Task to complete >> Pull out every line with the word "utilisateur" from the entries below.

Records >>
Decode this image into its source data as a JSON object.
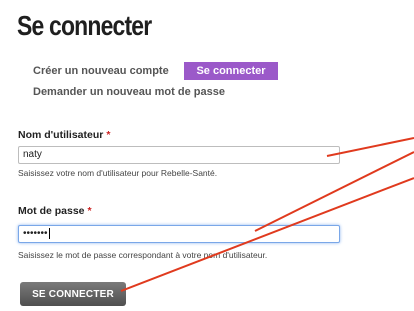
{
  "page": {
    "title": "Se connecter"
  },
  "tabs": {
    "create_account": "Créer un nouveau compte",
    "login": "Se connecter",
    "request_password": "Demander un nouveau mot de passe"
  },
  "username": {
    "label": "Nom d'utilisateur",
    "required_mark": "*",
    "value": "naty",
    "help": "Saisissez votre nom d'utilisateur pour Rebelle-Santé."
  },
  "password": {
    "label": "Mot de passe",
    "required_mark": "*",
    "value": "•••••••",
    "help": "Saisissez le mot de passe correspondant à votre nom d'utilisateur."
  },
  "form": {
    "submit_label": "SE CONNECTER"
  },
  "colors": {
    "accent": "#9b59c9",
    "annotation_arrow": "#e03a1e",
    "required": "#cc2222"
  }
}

* * *

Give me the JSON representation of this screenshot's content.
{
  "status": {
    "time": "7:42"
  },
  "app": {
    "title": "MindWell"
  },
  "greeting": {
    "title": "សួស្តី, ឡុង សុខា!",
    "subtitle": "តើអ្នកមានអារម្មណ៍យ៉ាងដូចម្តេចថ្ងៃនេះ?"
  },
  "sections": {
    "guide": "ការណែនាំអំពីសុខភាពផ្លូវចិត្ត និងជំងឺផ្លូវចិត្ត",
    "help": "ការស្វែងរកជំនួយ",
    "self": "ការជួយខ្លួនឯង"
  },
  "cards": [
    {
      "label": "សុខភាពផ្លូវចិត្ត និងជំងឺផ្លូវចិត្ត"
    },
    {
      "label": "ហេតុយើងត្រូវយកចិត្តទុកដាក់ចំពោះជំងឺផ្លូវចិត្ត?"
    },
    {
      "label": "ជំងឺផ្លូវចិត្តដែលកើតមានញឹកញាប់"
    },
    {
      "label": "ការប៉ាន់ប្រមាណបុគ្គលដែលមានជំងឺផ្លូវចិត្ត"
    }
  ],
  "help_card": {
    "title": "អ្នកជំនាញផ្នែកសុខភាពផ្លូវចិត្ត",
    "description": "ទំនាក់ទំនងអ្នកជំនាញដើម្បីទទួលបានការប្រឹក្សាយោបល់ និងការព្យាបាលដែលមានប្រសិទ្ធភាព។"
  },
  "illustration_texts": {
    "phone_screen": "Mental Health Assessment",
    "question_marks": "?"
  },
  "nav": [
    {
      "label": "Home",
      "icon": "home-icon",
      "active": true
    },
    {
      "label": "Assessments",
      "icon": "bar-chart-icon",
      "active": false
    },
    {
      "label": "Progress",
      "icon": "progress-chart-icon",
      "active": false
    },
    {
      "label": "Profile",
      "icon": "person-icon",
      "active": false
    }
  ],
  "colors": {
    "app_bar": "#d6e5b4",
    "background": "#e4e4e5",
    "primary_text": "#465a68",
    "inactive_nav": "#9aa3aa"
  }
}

The result >>
    "label": "Nom d'utilisateur",
    "help": "Saisissez votre nom d'utilisateur pour Rebelle-Santé."
    "help": "Saisissez le mot de passe correspondant à votre nom d'utilisateur."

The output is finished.